TASK REQUIREMENTS – In this exercise, return the whole listing exactly, excluding any images.

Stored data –
↓↓↓

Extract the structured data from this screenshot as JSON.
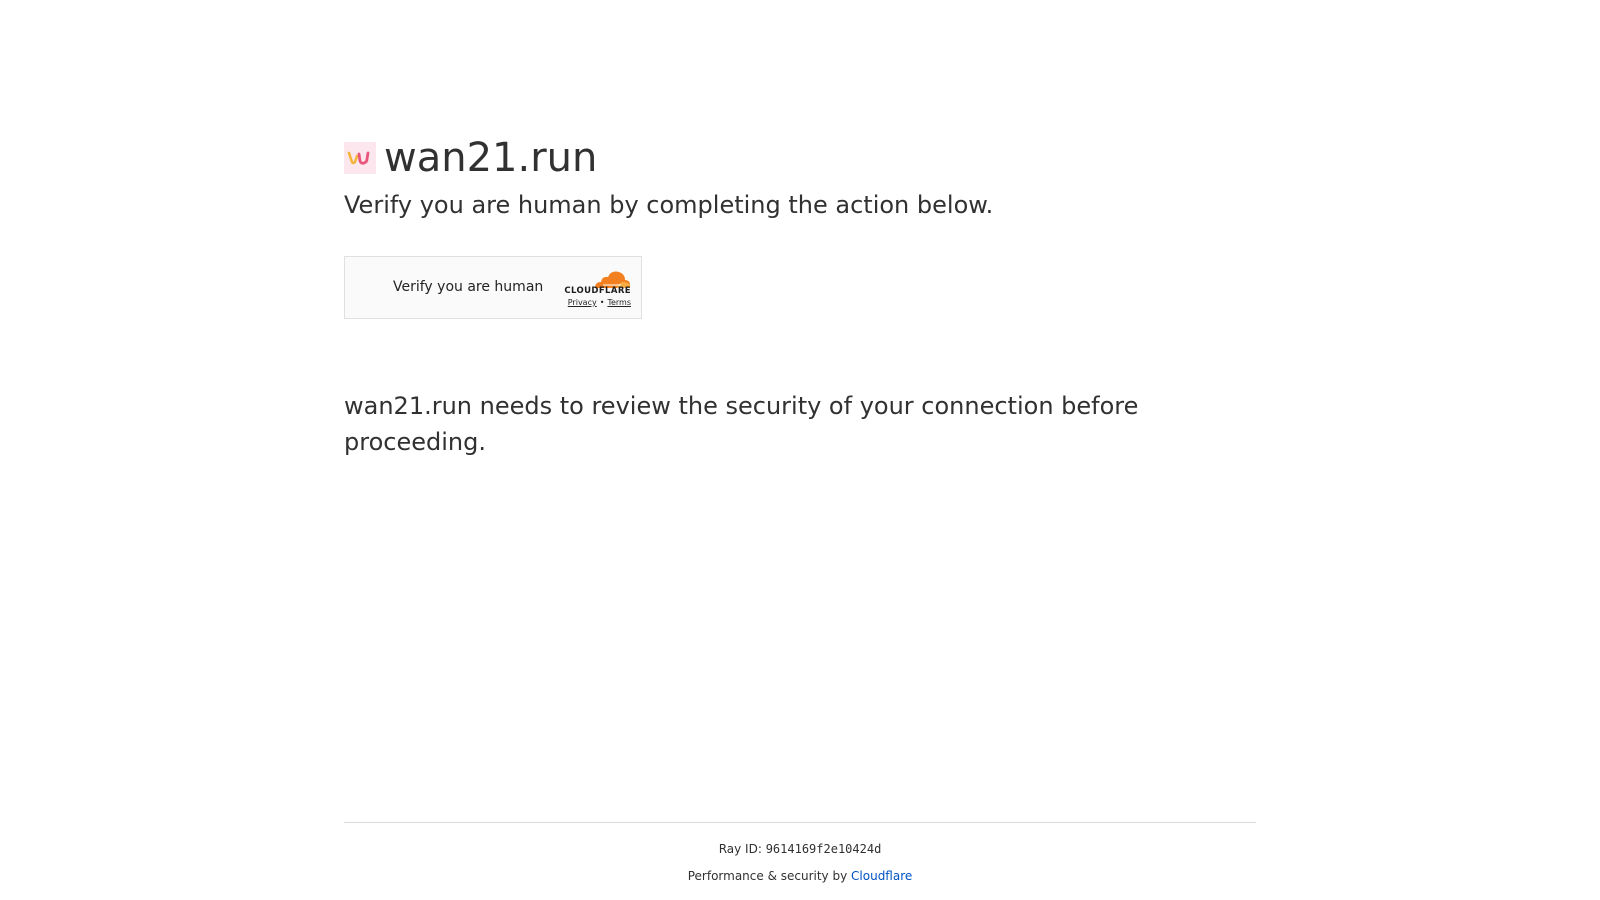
{
  "header": {
    "site_title": "wan21.run",
    "favicon_icon": "wan21-logo-icon"
  },
  "subtitle": "Verify you are human by completing the action below.",
  "widget": {
    "label": "Verify you are human",
    "brand": "CLOUDFLARE",
    "brand_icon": "cloudflare-cloud-icon",
    "privacy_link": "Privacy",
    "separator": "•",
    "terms_link": "Terms"
  },
  "review_message": "wan21.run needs to review the security of your connection before proceeding.",
  "footer": {
    "ray_label": "Ray ID:",
    "ray_id": "9614169f2e10424d",
    "perf_text": "Performance & security by",
    "cloudflare_link": "Cloudflare"
  },
  "colors": {
    "text": "#313131",
    "link": "#0051c3",
    "cloudflare_orange": "#f38020",
    "favicon_bg": "#fde7ef"
  }
}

↑↑↑

RIGHT ANSWER –
Extract the structured data from this screenshot as JSON.
{
  "header": {
    "site_title": "wan21.run",
    "favicon_icon": "wan21-logo-icon"
  },
  "subtitle": "Verify you are human by completing the action below.",
  "widget": {
    "label": "Verify you are human",
    "brand": "CLOUDFLARE",
    "brand_icon": "cloudflare-cloud-icon",
    "privacy_link": "Privacy",
    "separator": "•",
    "terms_link": "Terms"
  },
  "review_message": "wan21.run needs to review the security of your connection before proceeding.",
  "footer": {
    "ray_label": "Ray ID:",
    "ray_id": "9614169f2e10424d",
    "perf_text": "Performance & security by",
    "cloudflare_link": "Cloudflare"
  },
  "colors": {
    "text": "#313131",
    "link": "#0051c3",
    "cloudflare_orange": "#f38020",
    "favicon_bg": "#fde7ef"
  }
}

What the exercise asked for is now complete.